— BEGIN Data lines —
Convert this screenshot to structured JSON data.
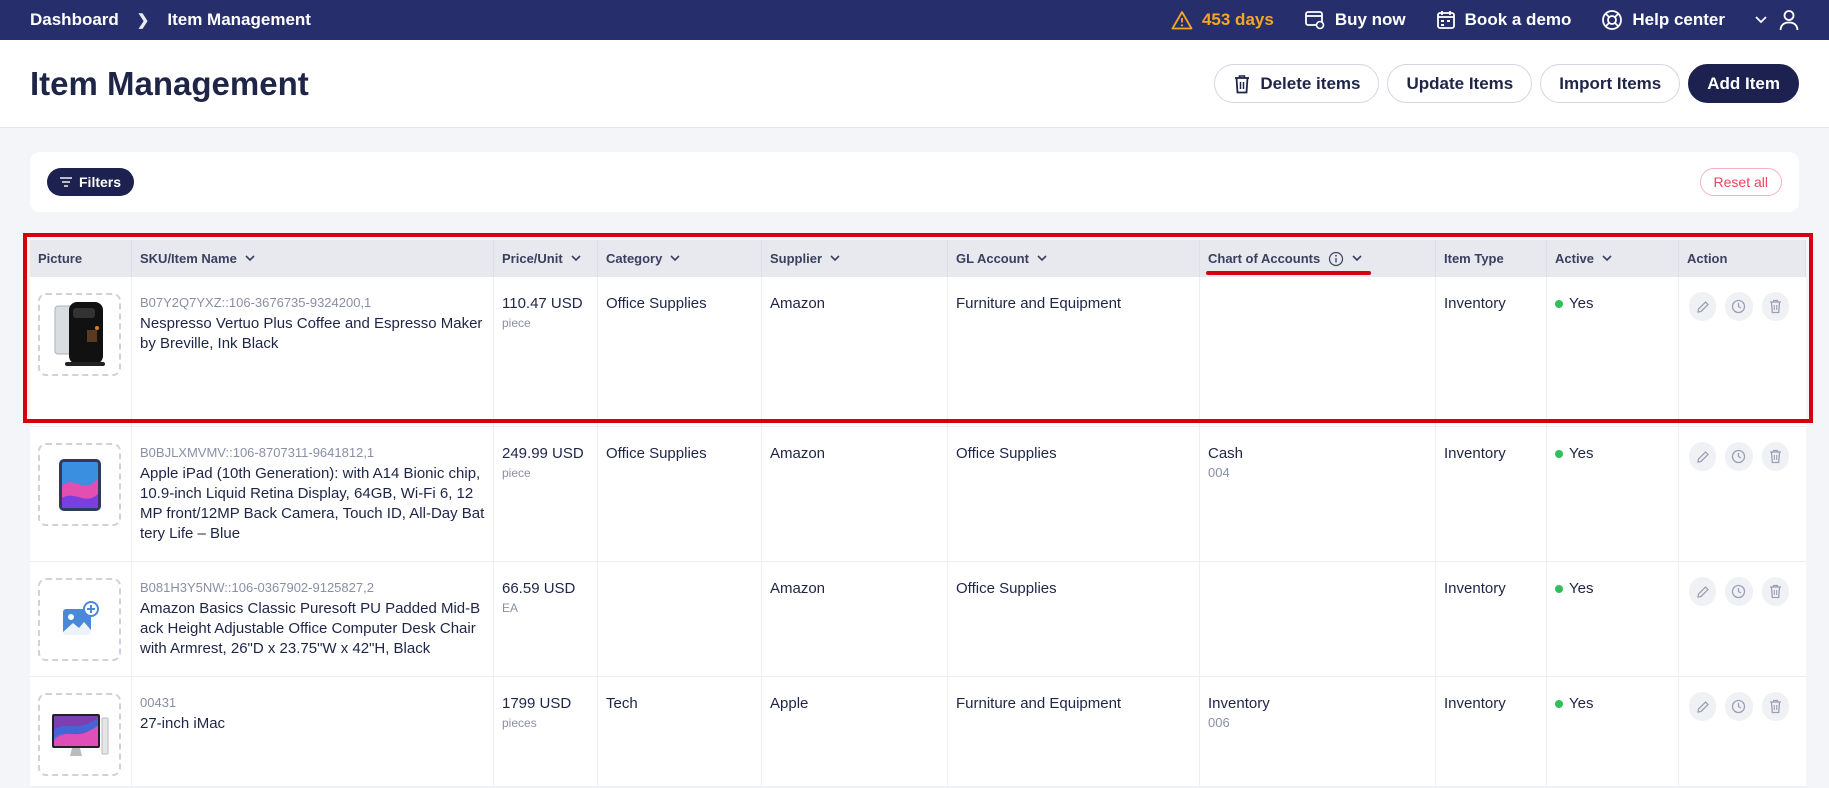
{
  "topbar": {
    "breadcrumb": [
      "Dashboard",
      "Item Management"
    ],
    "trial": "453 days",
    "buy_now": "Buy now",
    "book_demo": "Book a demo",
    "help_center": "Help center"
  },
  "header": {
    "title": "Item Management",
    "delete_items": "Delete items",
    "update_items": "Update Items",
    "import_items": "Import Items",
    "add_item": "Add Item"
  },
  "filters": {
    "label": "Filters",
    "reset": "Reset all"
  },
  "columns": [
    "Picture",
    "SKU/Item Name",
    "Price/Unit",
    "Category",
    "Supplier",
    "GL Account",
    "Chart of Accounts",
    "Item Type",
    "Active",
    "Action"
  ],
  "rows": [
    {
      "sku": "B07Y2Q7YXZ::106-3676735-9324200,1",
      "name": "Nespresso Vertuo Plus Coffee and Espresso Maker by Breville, Ink Black",
      "price": "110.47 USD",
      "unit": "piece",
      "category": "Office Supplies",
      "supplier": "Amazon",
      "gl_account": "Furniture and Equipment",
      "coa": "",
      "coa_code": "",
      "item_type": "Inventory",
      "active": "Yes"
    },
    {
      "sku": "B0BJLXMVMV::106-8707311-9641812,1",
      "name": "Apple iPad (10th Generation): with A14 Bionic chip, 10.9-inch Liquid Retina Display, 64GB, Wi-Fi 6, 12MP front/12MP Back Camera, Touch ID, All-Day Battery Life – Blue",
      "price": "249.99 USD",
      "unit": "piece",
      "category": "Office Supplies",
      "supplier": "Amazon",
      "gl_account": "Office Supplies",
      "coa": "Cash",
      "coa_code": "004",
      "item_type": "Inventory",
      "active": "Yes"
    },
    {
      "sku": "B081H3Y5NW::106-0367902-9125827,2",
      "name": "Amazon Basics Classic Puresoft PU Padded Mid-Back Height Adjustable Office Computer Desk Chair with Armrest, 26\"D x 23.75\"W x 42\"H, Black",
      "price": "66.59 USD",
      "unit": "EA",
      "category": "",
      "supplier": "Amazon",
      "gl_account": "Office Supplies",
      "coa": "",
      "coa_code": "",
      "item_type": "Inventory",
      "active": "Yes"
    },
    {
      "sku": "00431",
      "name": "27-inch iMac",
      "price": "1799 USD",
      "unit": "pieces",
      "category": "Tech",
      "supplier": "Apple",
      "gl_account": "Furniture and Equipment",
      "coa": "Inventory",
      "coa_code": "006",
      "item_type": "Inventory",
      "active": "Yes"
    }
  ],
  "colors": {
    "topbar": "#262f6b",
    "primary": "#1c2150",
    "warning": "#f5a623",
    "highlight": "#d6000d",
    "active_dot": "#2fbf5b"
  }
}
— END Data lines —
# Requirement:
Repeat all the data as it stands, dropping any images it holds.

# Correct result:
Convert this screenshot to structured JSON data.
{
  "topbar": {
    "breadcrumb": [
      "Dashboard",
      "Item Management"
    ],
    "trial": "453 days",
    "buy_now": "Buy now",
    "book_demo": "Book a demo",
    "help_center": "Help center"
  },
  "header": {
    "title": "Item Management",
    "delete_items": "Delete items",
    "update_items": "Update Items",
    "import_items": "Import Items",
    "add_item": "Add Item"
  },
  "filters": {
    "label": "Filters",
    "reset": "Reset all"
  },
  "columns": [
    "Picture",
    "SKU/Item Name",
    "Price/Unit",
    "Category",
    "Supplier",
    "GL Account",
    "Chart of Accounts",
    "Item Type",
    "Active",
    "Action"
  ],
  "rows": [
    {
      "sku": "B07Y2Q7YXZ::106-3676735-9324200,1",
      "name": "Nespresso Vertuo Plus Coffee and Espresso Maker by Breville, Ink Black",
      "price": "110.47 USD",
      "unit": "piece",
      "category": "Office Supplies",
      "supplier": "Amazon",
      "gl_account": "Furniture and Equipment",
      "coa": "",
      "coa_code": "",
      "item_type": "Inventory",
      "active": "Yes"
    },
    {
      "sku": "B0BJLXMVMV::106-8707311-9641812,1",
      "name": "Apple iPad (10th Generation): with A14 Bionic chip, 10.9-inch Liquid Retina Display, 64GB, Wi-Fi 6, 12MP front/12MP Back Camera, Touch ID, All-Day Battery Life – Blue",
      "price": "249.99 USD",
      "unit": "piece",
      "category": "Office Supplies",
      "supplier": "Amazon",
      "gl_account": "Office Supplies",
      "coa": "Cash",
      "coa_code": "004",
      "item_type": "Inventory",
      "active": "Yes"
    },
    {
      "sku": "B081H3Y5NW::106-0367902-9125827,2",
      "name": "Amazon Basics Classic Puresoft PU Padded Mid-Back Height Adjustable Office Computer Desk Chair with Armrest, 26\"D x 23.75\"W x 42\"H, Black",
      "price": "66.59 USD",
      "unit": "EA",
      "category": "",
      "supplier": "Amazon",
      "gl_account": "Office Supplies",
      "coa": "",
      "coa_code": "",
      "item_type": "Inventory",
      "active": "Yes"
    },
    {
      "sku": "00431",
      "name": "27-inch iMac",
      "price": "1799 USD",
      "unit": "pieces",
      "category": "Tech",
      "supplier": "Apple",
      "gl_account": "Furniture and Equipment",
      "coa": "Inventory",
      "coa_code": "006",
      "item_type": "Inventory",
      "active": "Yes"
    }
  ],
  "colors": {
    "topbar": "#262f6b",
    "primary": "#1c2150",
    "warning": "#f5a623",
    "highlight": "#d6000d",
    "active_dot": "#2fbf5b"
  }
}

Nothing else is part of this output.